* [AIM OF THE EXERCISE]: Reproduce every line of the listing as written, apart from the pictures.

* [DATA EXCERPTS]:
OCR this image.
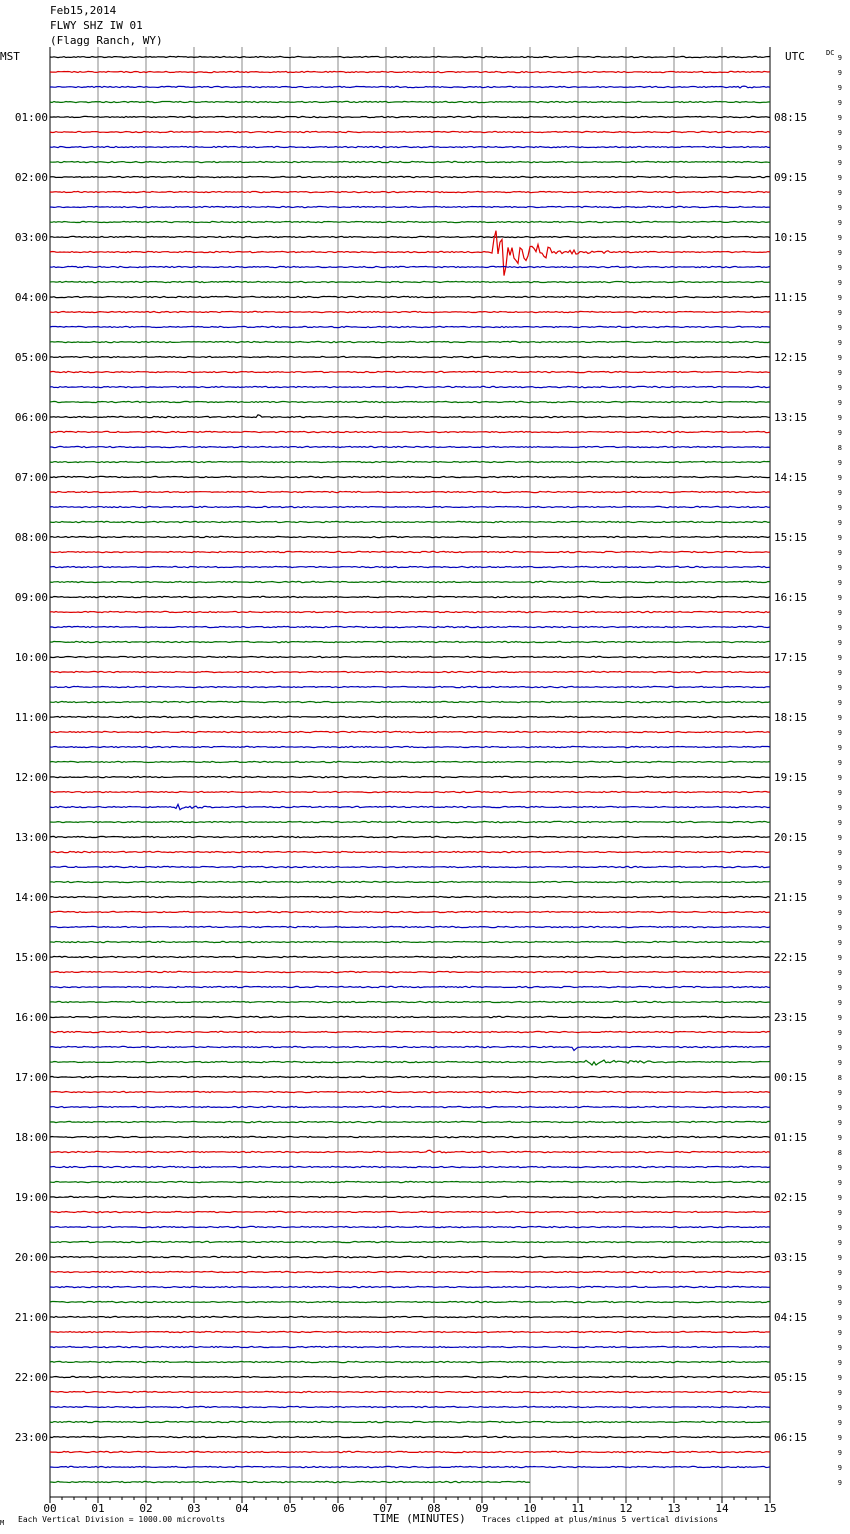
01:00
02:00
03:00
04:00
05:00
06:00
07:00
08:00
09:00
10:00
11:00
12:00
13:00
14:00
15:00
16:00
17:00
18:00
19:00
20:00
21:00
22:00
23:00
08:15
09:15
10:15
11:15
12:15
13:15
14:15
15:15
16:15
17:15
18:15
19:15
20:15
21:15
22:15
23:15
00:15
01:15
02:15
03:15
04:15
05:15
06:15
9
9
9
9
9
9
9
9
9
9
9
9
9
9
9
9
9
9
9
9
9
9
9
9
9
9
8
9
9
9
9
9
9
9
9
9
9
9
9
9
9
9
9
9
9
9
9
9
9
9
9
9
9
9
9
9
9
9
9
9
9
9
9
9
9
9
9
9
8
9
9
9
9
8
9
9
9
9
9
9
9
9
9
9
9
9
9
9
9
9
9
9
9
9
9
9
00	01	02	03	04	05	06	07	08	09	10	11	12	13	14	15
Feb15,2014
FLWY SHZ IW 01
(Flagg Ranch, WY)
MST	UTC	DC
M Each Vertical Division = 1000.00 microvolts	TIME (MINUTES) Traces clipped at plus/minus 5 vertical divisions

* [SOLVED EXERCISE]:
OCR this image.
01:00
02:00
03:00
04:00
05:00
06:00
07:00
08:00
09:00
10:00
11:00
12:00
13:00
14:00
15:00
16:00
17:00
18:00
19:00
20:00
21:00
22:00
23:00
08:15
09:15
10:15
11:15
12:15
13:15
14:15
15:15
16:15
17:15
18:15
19:15
20:15
21:15
22:15
23:15
00:15
01:15
02:15
03:15
04:15
05:15
06:15
9
9
9
9
9
9
9
9
9
9
9
9
9
9
9
9
9
9
9
9
9
9
9
9
9
9
8
9
9
9
9
9
9
9
9
9
9
9
9
9
9
9
9
9
9
9
9
9
9
9
9
9
9
9
9
9
9
9
9
9
9
9
9
9
9
9
9
9
8
9
9
9
9
8
9
9
9
9
9
9
9
9
9
9
9
9
9
9
9
9
9
9
9
9
9
9
00	01	02	03	04	05	06	07	08	09	10	11	12	13	14	15
Feb15,2014
FLWY SHZ IW 01
(Flagg Ranch, WY)
MST	UTC	DC
M Each Vertical Division = 1000.00 microvolts	TIME (MINUTES) Traces clipped at plus/minus 5 vertical divisions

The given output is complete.